RECORDS FOR THE TASK:
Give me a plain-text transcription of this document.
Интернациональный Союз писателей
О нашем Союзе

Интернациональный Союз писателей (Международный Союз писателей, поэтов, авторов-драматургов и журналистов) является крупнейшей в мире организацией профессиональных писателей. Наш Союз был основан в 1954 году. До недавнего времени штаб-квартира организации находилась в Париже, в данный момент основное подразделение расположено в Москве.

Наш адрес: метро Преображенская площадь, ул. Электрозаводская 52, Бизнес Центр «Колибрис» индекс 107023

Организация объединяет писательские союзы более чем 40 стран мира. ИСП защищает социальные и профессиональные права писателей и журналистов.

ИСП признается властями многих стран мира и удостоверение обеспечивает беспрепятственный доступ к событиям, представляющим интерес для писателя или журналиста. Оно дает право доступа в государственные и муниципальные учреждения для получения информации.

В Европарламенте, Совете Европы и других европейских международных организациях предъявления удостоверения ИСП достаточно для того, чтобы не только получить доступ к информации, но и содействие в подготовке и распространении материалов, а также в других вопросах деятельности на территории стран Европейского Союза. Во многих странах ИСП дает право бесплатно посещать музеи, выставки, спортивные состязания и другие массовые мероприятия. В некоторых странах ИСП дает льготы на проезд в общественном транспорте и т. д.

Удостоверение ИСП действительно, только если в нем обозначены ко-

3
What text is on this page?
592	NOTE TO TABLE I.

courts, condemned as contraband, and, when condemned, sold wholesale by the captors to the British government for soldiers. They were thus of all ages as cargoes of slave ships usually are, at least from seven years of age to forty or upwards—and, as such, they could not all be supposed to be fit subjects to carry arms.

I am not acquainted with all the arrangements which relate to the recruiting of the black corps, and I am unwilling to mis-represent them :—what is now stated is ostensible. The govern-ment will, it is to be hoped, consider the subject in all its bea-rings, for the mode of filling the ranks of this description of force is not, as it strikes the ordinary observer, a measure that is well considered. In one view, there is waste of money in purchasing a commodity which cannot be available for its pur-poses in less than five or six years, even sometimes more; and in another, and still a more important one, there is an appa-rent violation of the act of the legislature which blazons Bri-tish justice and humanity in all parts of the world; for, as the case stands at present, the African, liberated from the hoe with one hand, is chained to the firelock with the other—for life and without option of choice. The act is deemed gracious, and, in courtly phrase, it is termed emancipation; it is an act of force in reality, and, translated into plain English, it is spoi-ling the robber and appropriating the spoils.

TASK TO CARRY OUT: Determine how many lines in the data above contain the string "text". Give nothing except the number.

RESULT OF THE EXERCISE: 2